Are you able to quote each entry exactly as written?
* * *
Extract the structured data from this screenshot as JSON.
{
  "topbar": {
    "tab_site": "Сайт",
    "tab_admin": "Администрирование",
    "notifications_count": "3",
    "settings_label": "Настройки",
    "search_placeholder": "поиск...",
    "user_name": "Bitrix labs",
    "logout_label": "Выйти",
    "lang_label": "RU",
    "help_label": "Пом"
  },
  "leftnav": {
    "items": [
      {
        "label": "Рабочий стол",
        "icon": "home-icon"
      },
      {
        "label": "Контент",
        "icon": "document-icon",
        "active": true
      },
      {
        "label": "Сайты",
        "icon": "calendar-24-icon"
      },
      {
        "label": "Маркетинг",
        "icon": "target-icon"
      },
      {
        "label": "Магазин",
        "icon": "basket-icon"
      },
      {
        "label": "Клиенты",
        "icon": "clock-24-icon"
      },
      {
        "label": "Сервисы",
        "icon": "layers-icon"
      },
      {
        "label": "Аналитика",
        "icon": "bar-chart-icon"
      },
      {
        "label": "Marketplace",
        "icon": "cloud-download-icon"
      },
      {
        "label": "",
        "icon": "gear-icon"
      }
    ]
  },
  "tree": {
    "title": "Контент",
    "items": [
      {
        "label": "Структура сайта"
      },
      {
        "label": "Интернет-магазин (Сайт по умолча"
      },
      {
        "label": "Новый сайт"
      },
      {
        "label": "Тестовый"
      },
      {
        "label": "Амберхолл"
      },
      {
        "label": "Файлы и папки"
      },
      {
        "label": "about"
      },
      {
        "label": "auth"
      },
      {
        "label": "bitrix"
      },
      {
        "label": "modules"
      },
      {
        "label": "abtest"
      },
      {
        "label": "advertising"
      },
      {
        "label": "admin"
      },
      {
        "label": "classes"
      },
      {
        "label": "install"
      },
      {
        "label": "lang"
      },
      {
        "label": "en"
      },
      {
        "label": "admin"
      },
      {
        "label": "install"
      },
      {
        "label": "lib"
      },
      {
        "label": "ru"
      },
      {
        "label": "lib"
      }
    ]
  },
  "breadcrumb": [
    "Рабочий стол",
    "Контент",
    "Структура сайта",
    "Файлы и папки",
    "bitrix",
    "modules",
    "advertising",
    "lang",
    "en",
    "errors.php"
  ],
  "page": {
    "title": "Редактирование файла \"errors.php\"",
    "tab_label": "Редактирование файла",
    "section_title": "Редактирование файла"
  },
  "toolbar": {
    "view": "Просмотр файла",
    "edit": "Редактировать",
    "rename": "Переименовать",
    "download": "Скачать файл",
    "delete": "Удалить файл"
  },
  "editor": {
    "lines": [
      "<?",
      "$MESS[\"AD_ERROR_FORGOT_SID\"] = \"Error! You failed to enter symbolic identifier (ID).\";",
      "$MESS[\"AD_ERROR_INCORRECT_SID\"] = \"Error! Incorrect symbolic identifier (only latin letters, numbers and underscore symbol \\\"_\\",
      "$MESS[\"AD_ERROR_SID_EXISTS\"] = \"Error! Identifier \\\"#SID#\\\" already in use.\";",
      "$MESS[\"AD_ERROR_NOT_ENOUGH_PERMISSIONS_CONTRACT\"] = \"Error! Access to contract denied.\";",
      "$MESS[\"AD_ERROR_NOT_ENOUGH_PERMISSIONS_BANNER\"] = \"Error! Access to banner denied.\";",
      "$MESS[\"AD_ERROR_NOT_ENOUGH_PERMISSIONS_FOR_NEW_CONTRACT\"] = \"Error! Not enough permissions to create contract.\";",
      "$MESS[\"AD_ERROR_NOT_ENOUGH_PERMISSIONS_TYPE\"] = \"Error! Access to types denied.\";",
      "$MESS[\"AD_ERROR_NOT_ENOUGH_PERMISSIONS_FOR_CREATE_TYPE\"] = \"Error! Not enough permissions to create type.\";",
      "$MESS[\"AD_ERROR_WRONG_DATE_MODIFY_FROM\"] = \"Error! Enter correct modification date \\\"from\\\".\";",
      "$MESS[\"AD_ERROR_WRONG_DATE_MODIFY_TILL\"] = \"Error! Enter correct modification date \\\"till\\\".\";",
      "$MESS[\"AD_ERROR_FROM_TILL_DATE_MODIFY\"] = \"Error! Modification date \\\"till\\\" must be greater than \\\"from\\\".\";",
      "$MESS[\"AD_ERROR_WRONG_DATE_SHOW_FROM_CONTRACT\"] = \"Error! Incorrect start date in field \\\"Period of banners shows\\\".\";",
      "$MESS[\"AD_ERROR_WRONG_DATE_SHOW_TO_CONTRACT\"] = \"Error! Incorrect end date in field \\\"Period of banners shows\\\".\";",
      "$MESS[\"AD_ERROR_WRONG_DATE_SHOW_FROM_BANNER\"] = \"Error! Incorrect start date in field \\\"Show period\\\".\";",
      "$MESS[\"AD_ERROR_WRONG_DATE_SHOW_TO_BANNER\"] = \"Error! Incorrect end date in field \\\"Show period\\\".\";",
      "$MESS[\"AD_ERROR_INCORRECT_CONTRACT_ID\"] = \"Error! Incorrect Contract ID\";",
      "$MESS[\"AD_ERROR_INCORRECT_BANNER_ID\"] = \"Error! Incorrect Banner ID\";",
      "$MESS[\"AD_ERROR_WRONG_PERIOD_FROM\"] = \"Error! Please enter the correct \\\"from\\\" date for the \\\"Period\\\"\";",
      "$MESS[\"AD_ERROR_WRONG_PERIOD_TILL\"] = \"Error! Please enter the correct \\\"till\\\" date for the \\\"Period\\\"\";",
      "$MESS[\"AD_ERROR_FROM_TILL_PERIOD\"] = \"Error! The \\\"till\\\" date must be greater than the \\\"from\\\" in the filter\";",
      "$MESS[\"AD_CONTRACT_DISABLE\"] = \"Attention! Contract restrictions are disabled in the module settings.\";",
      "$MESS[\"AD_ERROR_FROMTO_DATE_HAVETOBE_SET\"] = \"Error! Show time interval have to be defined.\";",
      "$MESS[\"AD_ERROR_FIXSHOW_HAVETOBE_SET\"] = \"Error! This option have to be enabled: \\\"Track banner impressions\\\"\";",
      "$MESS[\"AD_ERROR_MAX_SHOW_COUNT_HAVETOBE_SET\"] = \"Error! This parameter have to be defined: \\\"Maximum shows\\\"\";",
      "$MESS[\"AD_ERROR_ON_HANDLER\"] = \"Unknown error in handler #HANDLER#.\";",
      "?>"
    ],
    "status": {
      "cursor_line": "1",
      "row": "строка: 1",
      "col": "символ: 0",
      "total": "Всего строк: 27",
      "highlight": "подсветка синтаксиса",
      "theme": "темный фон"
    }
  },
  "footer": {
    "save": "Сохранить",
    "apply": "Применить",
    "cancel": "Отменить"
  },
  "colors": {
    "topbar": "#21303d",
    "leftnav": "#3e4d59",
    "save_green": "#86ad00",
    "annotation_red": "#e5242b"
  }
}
* * *
Output of the task
Extract the structured data from this screenshot as JSON.
{
  "topbar": {
    "tab_site": "Сайт",
    "tab_admin": "Администрирование",
    "notifications_count": "3",
    "settings_label": "Настройки",
    "search_placeholder": "поиск...",
    "user_name": "Bitrix labs",
    "logout_label": "Выйти",
    "lang_label": "RU",
    "help_label": "Пом"
  },
  "leftnav": {
    "items": [
      {
        "label": "Рабочий стол",
        "icon": "home-icon"
      },
      {
        "label": "Контент",
        "icon": "document-icon",
        "active": true
      },
      {
        "label": "Сайты",
        "icon": "calendar-24-icon"
      },
      {
        "label": "Маркетинг",
        "icon": "target-icon"
      },
      {
        "label": "Магазин",
        "icon": "basket-icon"
      },
      {
        "label": "Клиенты",
        "icon": "clock-24-icon"
      },
      {
        "label": "Сервисы",
        "icon": "layers-icon"
      },
      {
        "label": "Аналитика",
        "icon": "bar-chart-icon"
      },
      {
        "label": "Marketplace",
        "icon": "cloud-download-icon"
      },
      {
        "label": "",
        "icon": "gear-icon"
      }
    ]
  },
  "tree": {
    "title": "Контент",
    "items": [
      {
        "label": "Структура сайта"
      },
      {
        "label": "Интернет-магазин (Сайт по умолча"
      },
      {
        "label": "Новый сайт"
      },
      {
        "label": "Тестовый"
      },
      {
        "label": "Амберхолл"
      },
      {
        "label": "Файлы и папки"
      },
      {
        "label": "about"
      },
      {
        "label": "auth"
      },
      {
        "label": "bitrix"
      },
      {
        "label": "modules"
      },
      {
        "label": "abtest"
      },
      {
        "label": "advertising"
      },
      {
        "label": "admin"
      },
      {
        "label": "classes"
      },
      {
        "label": "install"
      },
      {
        "label": "lang"
      },
      {
        "label": "en"
      },
      {
        "label": "admin"
      },
      {
        "label": "install"
      },
      {
        "label": "lib"
      },
      {
        "label": "ru"
      },
      {
        "label": "lib"
      }
    ]
  },
  "breadcrumb": [
    "Рабочий стол",
    "Контент",
    "Структура сайта",
    "Файлы и папки",
    "bitrix",
    "modules",
    "advertising",
    "lang",
    "en",
    "errors.php"
  ],
  "page": {
    "title": "Редактирование файла \"errors.php\"",
    "tab_label": "Редактирование файла",
    "section_title": "Редактирование файла"
  },
  "toolbar": {
    "view": "Просмотр файла",
    "edit": "Редактировать",
    "rename": "Переименовать",
    "download": "Скачать файл",
    "delete": "Удалить файл"
  },
  "editor": {
    "lines": [
      "<?",
      "$MESS[\"AD_ERROR_FORGOT_SID\"] = \"Error! You failed to enter symbolic identifier (ID).\";",
      "$MESS[\"AD_ERROR_INCORRECT_SID\"] = \"Error! Incorrect symbolic identifier (only latin letters, numbers and underscore symbol \\\"_\\",
      "$MESS[\"AD_ERROR_SID_EXISTS\"] = \"Error! Identifier \\\"#SID#\\\" already in use.\";",
      "$MESS[\"AD_ERROR_NOT_ENOUGH_PERMISSIONS_CONTRACT\"] = \"Error! Access to contract denied.\";",
      "$MESS[\"AD_ERROR_NOT_ENOUGH_PERMISSIONS_BANNER\"] = \"Error! Access to banner denied.\";",
      "$MESS[\"AD_ERROR_NOT_ENOUGH_PERMISSIONS_FOR_NEW_CONTRACT\"] = \"Error! Not enough permissions to create contract.\";",
      "$MESS[\"AD_ERROR_NOT_ENOUGH_PERMISSIONS_TYPE\"] = \"Error! Access to types denied.\";",
      "$MESS[\"AD_ERROR_NOT_ENOUGH_PERMISSIONS_FOR_CREATE_TYPE\"] = \"Error! Not enough permissions to create type.\";",
      "$MESS[\"AD_ERROR_WRONG_DATE_MODIFY_FROM\"] = \"Error! Enter correct modification date \\\"from\\\".\";",
      "$MESS[\"AD_ERROR_WRONG_DATE_MODIFY_TILL\"] = \"Error! Enter correct modification date \\\"till\\\".\";",
      "$MESS[\"AD_ERROR_FROM_TILL_DATE_MODIFY\"] = \"Error! Modification date \\\"till\\\" must be greater than \\\"from\\\".\";",
      "$MESS[\"AD_ERROR_WRONG_DATE_SHOW_FROM_CONTRACT\"] = \"Error! Incorrect start date in field \\\"Period of banners shows\\\".\";",
      "$MESS[\"AD_ERROR_WRONG_DATE_SHOW_TO_CONTRACT\"] = \"Error! Incorrect end date in field \\\"Period of banners shows\\\".\";",
      "$MESS[\"AD_ERROR_WRONG_DATE_SHOW_FROM_BANNER\"] = \"Error! Incorrect start date in field \\\"Show period\\\".\";",
      "$MESS[\"AD_ERROR_WRONG_DATE_SHOW_TO_BANNER\"] = \"Error! Incorrect end date in field \\\"Show period\\\".\";",
      "$MESS[\"AD_ERROR_INCORRECT_CONTRACT_ID\"] = \"Error! Incorrect Contract ID\";",
      "$MESS[\"AD_ERROR_INCORRECT_BANNER_ID\"] = \"Error! Incorrect Banner ID\";",
      "$MESS[\"AD_ERROR_WRONG_PERIOD_FROM\"] = \"Error! Please enter the correct \\\"from\\\" date for the \\\"Period\\\"\";",
      "$MESS[\"AD_ERROR_WRONG_PERIOD_TILL\"] = \"Error! Please enter the correct \\\"till\\\" date for the \\\"Period\\\"\";",
      "$MESS[\"AD_ERROR_FROM_TILL_PERIOD\"] = \"Error! The \\\"till\\\" date must be greater than the \\\"from\\\" in the filter\";",
      "$MESS[\"AD_CONTRACT_DISABLE\"] = \"Attention! Contract restrictions are disabled in the module settings.\";",
      "$MESS[\"AD_ERROR_FROMTO_DATE_HAVETOBE_SET\"] = \"Error! Show time interval have to be defined.\";",
      "$MESS[\"AD_ERROR_FIXSHOW_HAVETOBE_SET\"] = \"Error! This option have to be enabled: \\\"Track banner impressions\\\"\";",
      "$MESS[\"AD_ERROR_MAX_SHOW_COUNT_HAVETOBE_SET\"] = \"Error! This parameter have to be defined: \\\"Maximum shows\\\"\";",
      "$MESS[\"AD_ERROR_ON_HANDLER\"] = \"Unknown error in handler #HANDLER#.\";",
      "?>"
    ],
    "status": {
      "cursor_line": "1",
      "row": "строка: 1",
      "col": "символ: 0",
      "total": "Всего строк: 27",
      "highlight": "подсветка синтаксиса",
      "theme": "темный фон"
    }
  },
  "footer": {
    "save": "Сохранить",
    "apply": "Применить",
    "cancel": "Отменить"
  },
  "colors": {
    "topbar": "#21303d",
    "leftnav": "#3e4d59",
    "save_green": "#86ad00",
    "annotation_red": "#e5242b"
  }
}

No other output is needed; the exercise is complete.